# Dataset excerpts
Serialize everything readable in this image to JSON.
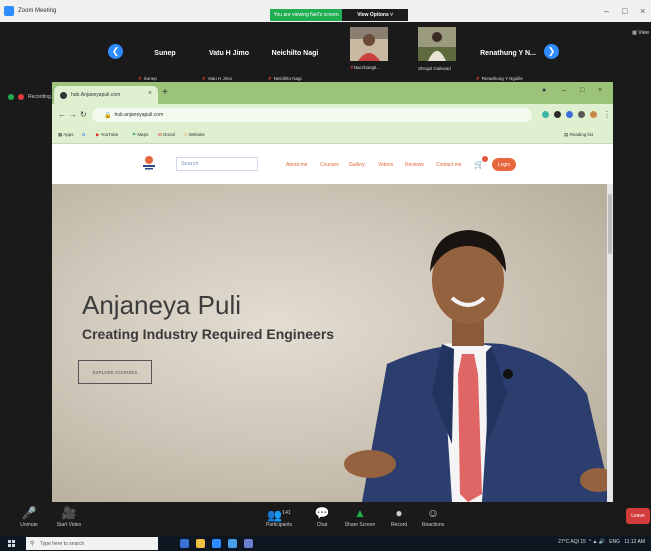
{
  "zoom": {
    "window_title": "Zoom Meeting",
    "share_banner": "You are viewing Neil's screen",
    "view_options": "View Options ˅",
    "view_button": "View",
    "recording_label": "Recording..."
  },
  "participants": [
    {
      "name": "Sunep",
      "sub": "Sunep"
    },
    {
      "name": "Vatu H Jimo",
      "sub": "Vatu H Jimo"
    },
    {
      "name": "Neichilto Nagi",
      "sub": "Neichilto Nagi"
    },
    {
      "name": "",
      "sub": "Nacchangti..."
    },
    {
      "name": "",
      "sub": "Shrujal Gaikwad"
    },
    {
      "name": "Renathung Y N...",
      "sub": "Renathung Y Ngullie"
    }
  ],
  "browser": {
    "tab_title": "hub.Anjaneyapuli.com",
    "url": "hub.anjaneyapuli.com",
    "bookmarks": [
      "Apps",
      "G",
      "YouTube",
      "Maps",
      "Gmail",
      "Website"
    ],
    "reading_list": "Reading list"
  },
  "site": {
    "search_placeholder": "Search",
    "nav": [
      "About me",
      "Courses",
      "Gallery",
      "Videos",
      "Reviews",
      "Contact me"
    ],
    "login": "Login",
    "hero_title": "Anjaneya Puli",
    "hero_subtitle": "Creating Industry Required Engineers",
    "explore": "EXPLORE COURSES"
  },
  "toolbar": {
    "unmute": "Unmute",
    "start_video": "Start Video",
    "participants": "Participants",
    "participants_count": "141",
    "chat": "Chat",
    "share_screen": "Share Screen",
    "record": "Record",
    "reactions": "Reactions",
    "leave": "Leave"
  },
  "taskbar": {
    "search_placeholder": "Type here to search",
    "weather": "27°C AQI 15",
    "time": "11:12 AM",
    "lang": "ENG"
  },
  "colors": {
    "zoom_blue": "#2d8cff",
    "share_green": "#1fae52",
    "brand_orange": "#e8673c",
    "tab_green": "#9bc47a"
  }
}
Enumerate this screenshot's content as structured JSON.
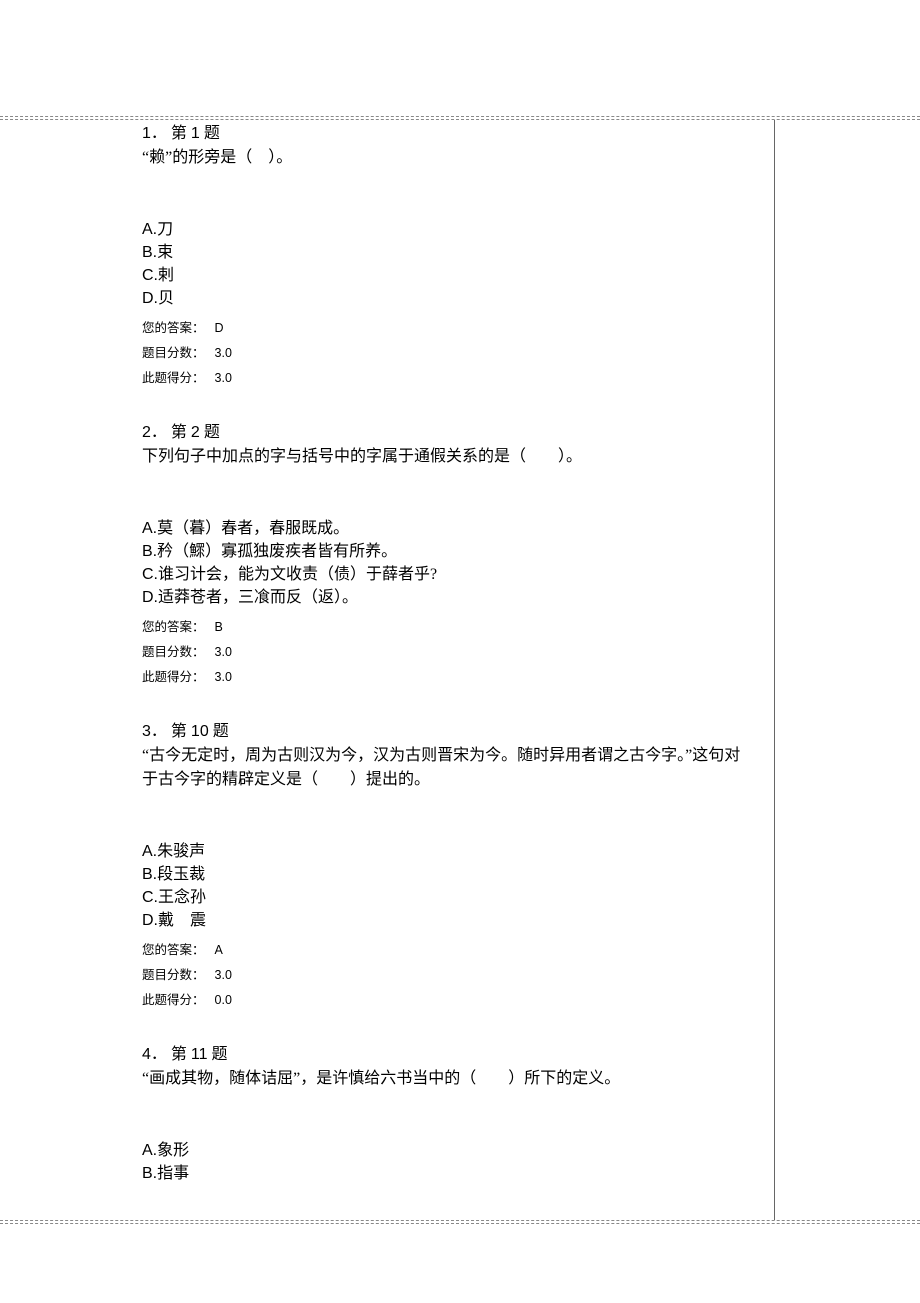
{
  "labels": {
    "question_prefix": "第",
    "question_suffix": "题",
    "your_answer": "您的答案：",
    "question_score": "题目分数：",
    "this_score": "此题得分："
  },
  "questions": [
    {
      "index": "1．",
      "number": "1",
      "text": "“赖”的形旁是（　）。",
      "options": [
        {
          "letter": "A.",
          "text": "刀"
        },
        {
          "letter": "B.",
          "text": "束"
        },
        {
          "letter": "C.",
          "text": "剌"
        },
        {
          "letter": "D.",
          "text": "贝"
        }
      ],
      "answer": "D",
      "score": "3.0",
      "got": "3.0"
    },
    {
      "index": "2．",
      "number": "2",
      "text": "下列句子中加点的字与括号中的字属于通假关系的是（　　）。",
      "options": [
        {
          "letter": "A.",
          "text": "莫（暮）春者，春服既成。"
        },
        {
          "letter": "B.",
          "text": "矜（鰥）寡孤独废疾者皆有所养。"
        },
        {
          "letter": "C.",
          "text": "谁习计会，能为文收责（债）于薛者乎?"
        },
        {
          "letter": "D.",
          "text": "适莽苍者，三飡而反（返）。"
        }
      ],
      "answer": "B",
      "score": "3.0",
      "got": "3.0"
    },
    {
      "index": "3．",
      "number": "10",
      "text": "“古今无定时，周为古则汉为今，汉为古则晋宋为今。随时异用者谓之古今字。”这句对于古今字的精辟定义是（　　）提出的。",
      "options": [
        {
          "letter": "A.",
          "text": "朱骏声"
        },
        {
          "letter": "B.",
          "text": "段玉裁"
        },
        {
          "letter": "C.",
          "text": "王念孙"
        },
        {
          "letter": "D.",
          "text": "戴　震"
        }
      ],
      "answer": "A",
      "score": "3.0",
      "got": "0.0"
    },
    {
      "index": "4．",
      "number": "11",
      "text": "“画成其物，随体诘屈”，是许慎给六书当中的（　　）所下的定义。",
      "options": [
        {
          "letter": "A.",
          "text": "象形"
        },
        {
          "letter": "B.",
          "text": "指事"
        }
      ],
      "answer": null,
      "score": null,
      "got": null
    }
  ]
}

# Required task
Look through the records and gather each line with the word "JSON".

# Answer for this exercise
Serialize everything readable in this image to JSON.
Enumerate this screenshot's content as structured JSON.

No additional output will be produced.